TASK INSTRUCTIONS
A - Answer these questions about the article below on antimicrobial cleaning and degreasers, marking each answer (i), (ii), (iii) to match:
(i) Which three kinds of biological contamination does the article say need a treatment designed for biological contamination?
(ii) Which notes should be kept ready before mobilisation?
(iii) Which three conditions inside an offshore turbine can let biological contamination return after a basic clean?
B - Can you carry on the article below on antimicrobial cleaning and degreasers, picking up after its final sentence?

EXERCISE TEXT
Antimicrobial Wind Turbine Cleaning vs Degreaser: Where Each Fits
Articles
Product Science7 min read19 March 2026

Antimicrobial Wind Turbine Cleaning vs Degreaser: Where Each Fits

A practical comparison for teams that already use degreasers but still need a plan for mould, mildew and biofilm inside turbine interiors.

DHDaniel HillChief Marketing Officer
Antimicrobial wind turbine cleaningWind turbine degreaserBiofilm removalMould remediation

Offshore wind turbines are engineered for hard environments, but their interiors still need a clear plan for contamination control. The useful question is not whether cleaning is needed. It is what kind of cleaning makes sense for confined, high-value assets.

Lower exposure inside confined spaces

  • Prioritise low odour and non-flammable chemistry.
  • Keep SDS and COSHH notes ready before mobilisation.
  • Treat visible growth as a worker exposure issue, not only a cleaning task.

Degreasing and antimicrobial treatment do different jobs

Wind turbine interiors can carry more than one type of contamination. Oil, hydraulic residue and grease need a product that can break down and lift oily deposits. Mould, mildew and biofilm need a treatment designed for biological contamination. The two jobs are related, but they are not the same.

  • A degreaser is best used where oils, lubricants or traffic grime are the main issue.
  • An antimicrobial cleaner is used where the concern is mould, mildew, biofilm, odour or long-term hygiene risk.
  • The right method may use both steps, especially when an asset has mixed contamination.

Why generic cleaning can miss biological contamination

Inside an offshore turbine, damp surfaces, limited ventilation and repeated temperature changes can create conditions where biological contamination returns after a basic clean. A surface may look better immediately after cleaning, but the underlying risk can remain if the product has only removed visible dirt.

If the surface looks cleaner but the biology is not controlled, the problem has only been paused.

Where degreasers still fit in the workflow

Degreasers remain useful in the right part of the method statement. If a nacelle, tower section or service area has oily residue, that residue should usually be dealt with before an antimicrobial treatment is applied. Otherwise, the biological treatment may not reach the surface properly.

[Data taken from a collection]
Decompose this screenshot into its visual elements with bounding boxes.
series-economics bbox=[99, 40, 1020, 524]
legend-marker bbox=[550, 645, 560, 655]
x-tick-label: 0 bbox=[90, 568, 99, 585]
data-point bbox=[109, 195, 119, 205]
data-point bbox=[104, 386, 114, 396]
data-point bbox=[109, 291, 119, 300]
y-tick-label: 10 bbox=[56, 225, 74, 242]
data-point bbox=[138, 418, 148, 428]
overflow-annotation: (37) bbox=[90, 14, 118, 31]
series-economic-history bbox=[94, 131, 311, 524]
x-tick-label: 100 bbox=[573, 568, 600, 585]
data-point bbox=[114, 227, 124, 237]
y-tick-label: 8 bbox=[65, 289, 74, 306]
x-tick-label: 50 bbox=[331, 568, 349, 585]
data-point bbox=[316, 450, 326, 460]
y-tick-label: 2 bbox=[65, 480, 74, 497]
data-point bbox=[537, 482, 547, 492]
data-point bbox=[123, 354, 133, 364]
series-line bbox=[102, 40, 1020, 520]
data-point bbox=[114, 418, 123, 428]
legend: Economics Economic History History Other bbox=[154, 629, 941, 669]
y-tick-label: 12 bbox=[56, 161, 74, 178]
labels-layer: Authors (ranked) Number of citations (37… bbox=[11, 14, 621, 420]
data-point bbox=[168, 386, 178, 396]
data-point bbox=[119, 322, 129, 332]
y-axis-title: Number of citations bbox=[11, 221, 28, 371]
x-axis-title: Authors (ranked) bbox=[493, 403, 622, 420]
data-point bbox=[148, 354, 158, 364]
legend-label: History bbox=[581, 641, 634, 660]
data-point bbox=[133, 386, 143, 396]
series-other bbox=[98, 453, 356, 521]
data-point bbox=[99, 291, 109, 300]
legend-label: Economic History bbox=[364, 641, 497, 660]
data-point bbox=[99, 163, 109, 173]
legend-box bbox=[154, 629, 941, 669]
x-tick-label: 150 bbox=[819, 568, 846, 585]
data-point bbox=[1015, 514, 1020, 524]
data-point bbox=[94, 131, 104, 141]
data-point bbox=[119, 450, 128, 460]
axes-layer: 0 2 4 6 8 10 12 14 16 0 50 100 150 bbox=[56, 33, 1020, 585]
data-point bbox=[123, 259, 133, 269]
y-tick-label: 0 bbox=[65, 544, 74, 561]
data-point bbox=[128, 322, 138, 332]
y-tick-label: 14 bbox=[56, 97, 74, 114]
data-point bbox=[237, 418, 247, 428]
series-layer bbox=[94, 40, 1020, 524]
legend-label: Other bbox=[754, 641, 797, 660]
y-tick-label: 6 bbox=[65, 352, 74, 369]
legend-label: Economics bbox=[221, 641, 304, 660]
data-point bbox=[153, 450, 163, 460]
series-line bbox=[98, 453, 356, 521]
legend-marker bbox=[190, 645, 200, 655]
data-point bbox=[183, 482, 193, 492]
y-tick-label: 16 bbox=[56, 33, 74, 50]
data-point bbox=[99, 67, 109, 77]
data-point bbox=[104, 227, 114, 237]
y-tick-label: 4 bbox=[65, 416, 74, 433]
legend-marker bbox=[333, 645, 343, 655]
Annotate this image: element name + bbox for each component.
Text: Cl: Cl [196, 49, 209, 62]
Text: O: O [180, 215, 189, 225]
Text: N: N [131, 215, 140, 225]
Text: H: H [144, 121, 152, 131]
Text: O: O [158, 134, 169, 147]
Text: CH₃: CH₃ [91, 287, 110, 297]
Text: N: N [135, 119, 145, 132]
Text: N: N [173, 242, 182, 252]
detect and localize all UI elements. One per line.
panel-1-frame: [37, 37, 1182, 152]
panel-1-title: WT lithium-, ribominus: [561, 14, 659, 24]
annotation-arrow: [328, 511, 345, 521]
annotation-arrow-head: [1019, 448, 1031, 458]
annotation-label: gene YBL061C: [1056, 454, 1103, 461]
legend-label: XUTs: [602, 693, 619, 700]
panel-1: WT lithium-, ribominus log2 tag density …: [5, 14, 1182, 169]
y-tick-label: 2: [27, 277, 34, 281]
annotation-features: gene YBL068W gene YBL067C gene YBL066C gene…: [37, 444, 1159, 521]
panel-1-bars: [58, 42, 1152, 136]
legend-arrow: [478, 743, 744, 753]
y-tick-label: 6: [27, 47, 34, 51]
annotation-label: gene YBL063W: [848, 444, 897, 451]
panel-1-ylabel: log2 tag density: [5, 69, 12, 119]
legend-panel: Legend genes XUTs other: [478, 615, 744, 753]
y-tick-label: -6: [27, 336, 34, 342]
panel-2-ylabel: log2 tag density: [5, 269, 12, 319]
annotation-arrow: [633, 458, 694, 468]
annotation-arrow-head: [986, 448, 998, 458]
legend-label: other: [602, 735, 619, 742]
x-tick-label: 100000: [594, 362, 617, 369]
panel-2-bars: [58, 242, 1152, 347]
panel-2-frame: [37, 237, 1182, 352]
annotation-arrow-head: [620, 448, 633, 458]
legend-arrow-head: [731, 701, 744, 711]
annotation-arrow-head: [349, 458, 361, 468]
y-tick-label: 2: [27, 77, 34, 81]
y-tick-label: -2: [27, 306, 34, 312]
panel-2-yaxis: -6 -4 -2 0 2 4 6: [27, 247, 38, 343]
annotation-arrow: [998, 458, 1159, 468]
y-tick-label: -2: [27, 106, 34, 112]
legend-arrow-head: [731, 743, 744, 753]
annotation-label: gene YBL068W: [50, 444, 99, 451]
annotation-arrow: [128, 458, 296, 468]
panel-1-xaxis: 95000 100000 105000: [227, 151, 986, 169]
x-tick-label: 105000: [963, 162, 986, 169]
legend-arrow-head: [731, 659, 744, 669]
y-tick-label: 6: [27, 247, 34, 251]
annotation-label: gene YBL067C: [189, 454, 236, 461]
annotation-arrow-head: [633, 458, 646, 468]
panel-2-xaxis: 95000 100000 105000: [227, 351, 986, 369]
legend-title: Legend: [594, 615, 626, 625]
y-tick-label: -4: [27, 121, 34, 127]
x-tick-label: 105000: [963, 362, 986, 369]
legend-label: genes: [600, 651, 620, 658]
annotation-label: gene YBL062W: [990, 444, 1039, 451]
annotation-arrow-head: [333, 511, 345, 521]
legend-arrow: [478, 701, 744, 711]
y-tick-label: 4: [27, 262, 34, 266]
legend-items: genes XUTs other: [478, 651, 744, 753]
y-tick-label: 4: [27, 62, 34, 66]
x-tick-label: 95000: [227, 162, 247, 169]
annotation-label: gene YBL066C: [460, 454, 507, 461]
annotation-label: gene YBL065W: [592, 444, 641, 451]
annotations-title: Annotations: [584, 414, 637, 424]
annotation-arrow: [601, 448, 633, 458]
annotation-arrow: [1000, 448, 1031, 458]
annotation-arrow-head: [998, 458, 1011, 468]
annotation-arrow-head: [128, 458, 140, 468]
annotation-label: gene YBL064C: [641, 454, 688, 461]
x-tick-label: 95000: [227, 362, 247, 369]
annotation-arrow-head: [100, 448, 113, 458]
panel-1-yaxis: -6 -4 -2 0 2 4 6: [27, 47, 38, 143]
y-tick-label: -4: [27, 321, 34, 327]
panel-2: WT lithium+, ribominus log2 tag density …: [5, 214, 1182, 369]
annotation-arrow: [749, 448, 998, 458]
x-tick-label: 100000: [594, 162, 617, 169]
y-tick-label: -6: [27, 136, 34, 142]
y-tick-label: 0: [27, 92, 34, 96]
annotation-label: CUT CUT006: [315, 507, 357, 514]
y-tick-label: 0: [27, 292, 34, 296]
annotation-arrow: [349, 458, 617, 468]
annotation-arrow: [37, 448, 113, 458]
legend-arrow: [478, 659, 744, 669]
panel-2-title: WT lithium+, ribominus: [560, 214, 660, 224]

TASK ANSWERS
A -
(i) Mould, mildew and biofilm.
(ii) SDS and COSHH notes.
(iii) Damp surfaces, limited ventilation and repeated temperature changes.

B -
  • Use degreaser where hydraulic oil, lubricant or mechanical residue is present.
  • Rinse or remove residues in line with the supplier guidance and site rules.
  • Only move to antimicrobial treatment once the relevant surfaces are ready for it.

Where antimicrobial treatment earns its place

Antimicrobial treatment is most useful on surfaces where recurring damp, mould, mildew or biofilm creates a hygiene concern for technicians and a maintenance concern for operators. In these areas, the goal is not only to make the surface look clean, but to reduce the chance that the same issue returns between maintenance visits — which is the gap TurbineClean is built to close.

  • Interior tower surfaces affected by damp or stale air.
  • Areas where odour is a recurring technician complaint.
  • Touchpoints, access zones and lower tower areas exposed to repeated technician traffic.

How to specify both without adding complexity

A clear scope keeps the cleaning process simple. The task is to match the treatment to the contamination, capture it in the method statement and make sure the COSHH pack explains how each product will be used. The wider offshore cleaning plan shows how this slots into a single method statement.

  • Define whether the main issue is oil, dirt, biological growth or a mixture.
  • Use a degreasing step where oil and grease would block treatment of the surface.
  • Use antimicrobial treatment where mould, mildew, biofilm or odour is the main risk.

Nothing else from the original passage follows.